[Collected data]

---+---

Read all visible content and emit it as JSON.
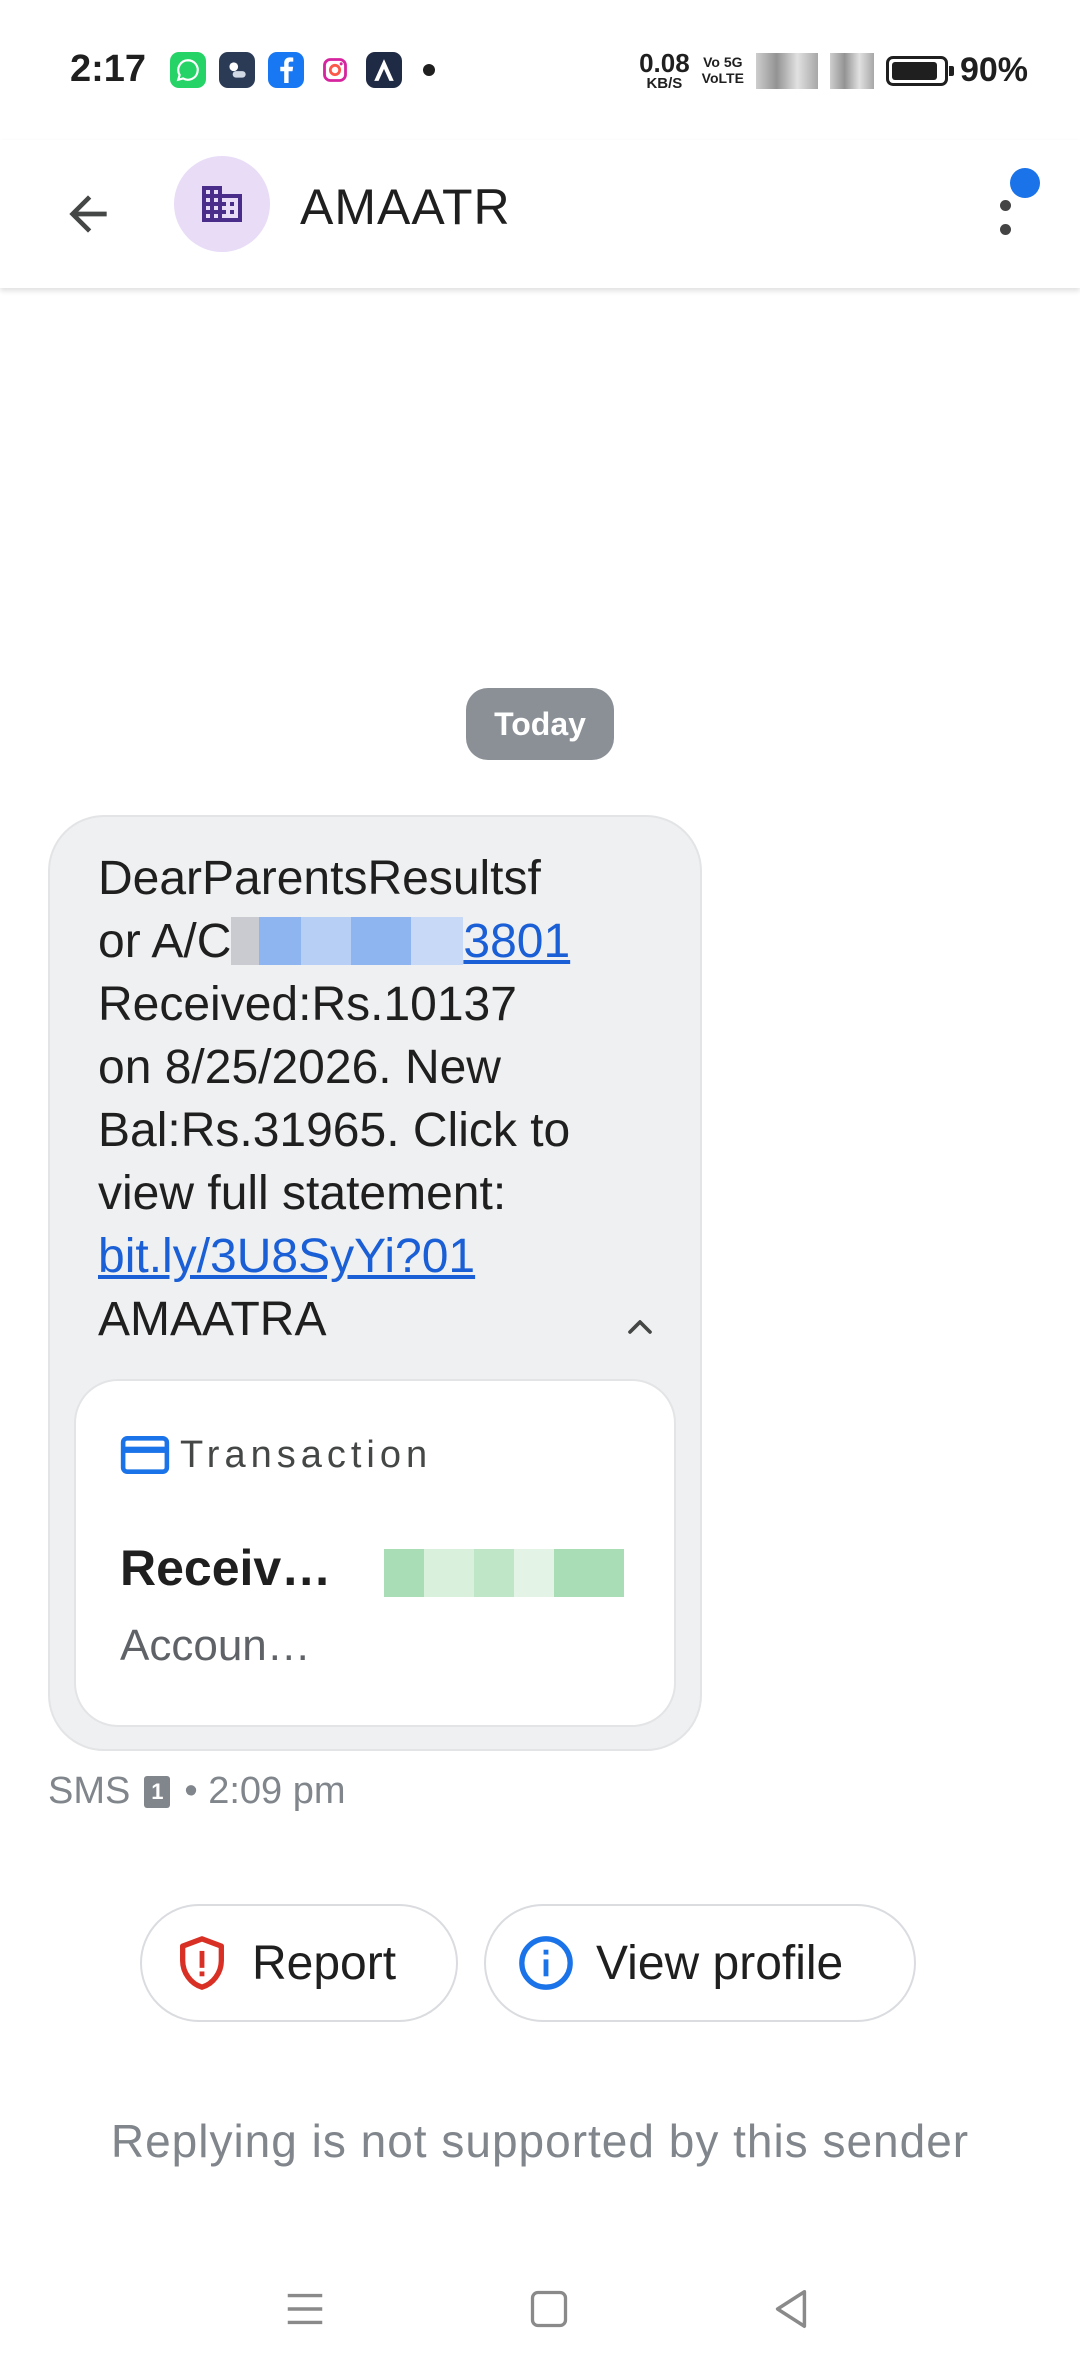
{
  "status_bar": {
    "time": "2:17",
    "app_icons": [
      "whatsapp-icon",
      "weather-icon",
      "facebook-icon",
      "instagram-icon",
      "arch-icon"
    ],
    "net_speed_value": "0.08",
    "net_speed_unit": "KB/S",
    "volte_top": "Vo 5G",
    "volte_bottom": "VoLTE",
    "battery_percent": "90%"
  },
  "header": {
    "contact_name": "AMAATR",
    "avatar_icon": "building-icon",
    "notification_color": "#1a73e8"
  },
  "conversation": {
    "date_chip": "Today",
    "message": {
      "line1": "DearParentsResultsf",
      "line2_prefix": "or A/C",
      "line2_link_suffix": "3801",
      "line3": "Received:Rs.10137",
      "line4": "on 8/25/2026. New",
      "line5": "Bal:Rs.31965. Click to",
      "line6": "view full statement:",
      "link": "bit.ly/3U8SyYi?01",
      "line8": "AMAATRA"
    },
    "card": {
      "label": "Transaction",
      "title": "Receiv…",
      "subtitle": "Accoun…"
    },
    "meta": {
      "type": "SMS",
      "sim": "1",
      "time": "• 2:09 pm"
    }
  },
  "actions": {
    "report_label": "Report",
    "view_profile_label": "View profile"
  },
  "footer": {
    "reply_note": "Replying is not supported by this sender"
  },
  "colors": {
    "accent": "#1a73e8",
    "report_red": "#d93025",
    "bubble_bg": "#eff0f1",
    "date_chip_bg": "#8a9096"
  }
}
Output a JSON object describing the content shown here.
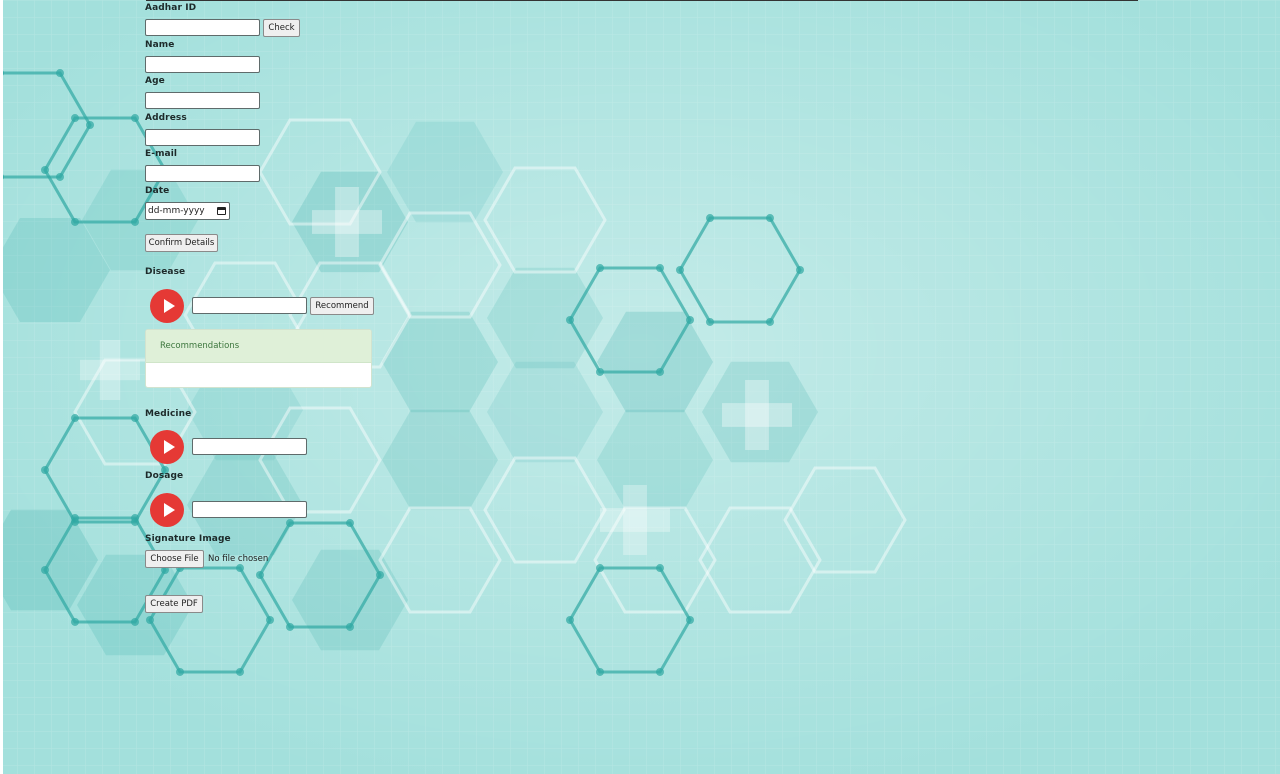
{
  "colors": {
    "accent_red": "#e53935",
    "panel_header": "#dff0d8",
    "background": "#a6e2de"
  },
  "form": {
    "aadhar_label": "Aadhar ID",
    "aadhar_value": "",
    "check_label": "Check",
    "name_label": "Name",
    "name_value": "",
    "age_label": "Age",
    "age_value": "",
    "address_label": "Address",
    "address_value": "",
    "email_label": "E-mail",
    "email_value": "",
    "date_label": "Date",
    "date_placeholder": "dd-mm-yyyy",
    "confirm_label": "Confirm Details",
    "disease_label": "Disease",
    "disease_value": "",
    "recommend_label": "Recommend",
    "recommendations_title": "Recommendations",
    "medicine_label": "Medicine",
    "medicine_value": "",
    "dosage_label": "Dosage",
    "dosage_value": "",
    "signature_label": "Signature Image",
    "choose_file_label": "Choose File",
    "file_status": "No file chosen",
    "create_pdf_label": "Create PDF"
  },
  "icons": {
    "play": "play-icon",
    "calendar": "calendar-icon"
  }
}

---+---

PROBLEM TO WORK ON
Pictures stay out of the copy; please restate every record above exactly.

TASK OUTPUT
Read all visible content and emit it as JSON.
{
  "status_bar": {
    "time": "2:17",
    "app_icons": [
      "whatsapp-icon",
      "weather-icon",
      "facebook-icon",
      "instagram-icon",
      "arch-icon"
    ],
    "net_speed_value": "0.08",
    "net_speed_unit": "KB/S",
    "volte_top": "Vo 5G",
    "volte_bottom": "VoLTE",
    "battery_percent": "90%"
  },
  "header": {
    "contact_name": "AMAATR",
    "avatar_icon": "building-icon",
    "notification_color": "#1a73e8"
  },
  "conversation": {
    "date_chip": "Today",
    "message": {
      "line1": "DearParentsResultsf",
      "line2_prefix": "or A/C",
      "line2_link_suffix": "3801",
      "line3": "Received:Rs.10137",
      "line4": "on 8/25/2026. New",
      "line5": "Bal:Rs.31965. Click to",
      "line6": "view full statement:",
      "link": "bit.ly/3U8SyYi?01",
      "line8": "AMAATRA"
    },
    "card": {
      "label": "Transaction",
      "title": "Receiv…",
      "subtitle": "Accoun…"
    },
    "meta": {
      "type": "SMS",
      "sim": "1",
      "time": "• 2:09 pm"
    }
  },
  "actions": {
    "report_label": "Report",
    "view_profile_label": "View profile"
  },
  "footer": {
    "reply_note": "Replying is not supported by this sender"
  },
  "colors": {
    "accent": "#1a73e8",
    "report_red": "#d93025",
    "bubble_bg": "#eff0f1",
    "date_chip_bg": "#8a9096"
  }
}
Output a JSON object describing the content shown here.
{
  "colors": {
    "accent_red": "#e53935",
    "panel_header": "#dff0d8",
    "background": "#a6e2de"
  },
  "form": {
    "aadhar_label": "Aadhar ID",
    "aadhar_value": "",
    "check_label": "Check",
    "name_label": "Name",
    "name_value": "",
    "age_label": "Age",
    "age_value": "",
    "address_label": "Address",
    "address_value": "",
    "email_label": "E-mail",
    "email_value": "",
    "date_label": "Date",
    "date_placeholder": "dd-mm-yyyy",
    "confirm_label": "Confirm Details",
    "disease_label": "Disease",
    "disease_value": "",
    "recommend_label": "Recommend",
    "recommendations_title": "Recommendations",
    "medicine_label": "Medicine",
    "medicine_value": "",
    "dosage_label": "Dosage",
    "dosage_value": "",
    "signature_label": "Signature Image",
    "choose_file_label": "Choose File",
    "file_status": "No file chosen",
    "create_pdf_label": "Create PDF"
  },
  "icons": {
    "play": "play-icon",
    "calendar": "calendar-icon"
  }
}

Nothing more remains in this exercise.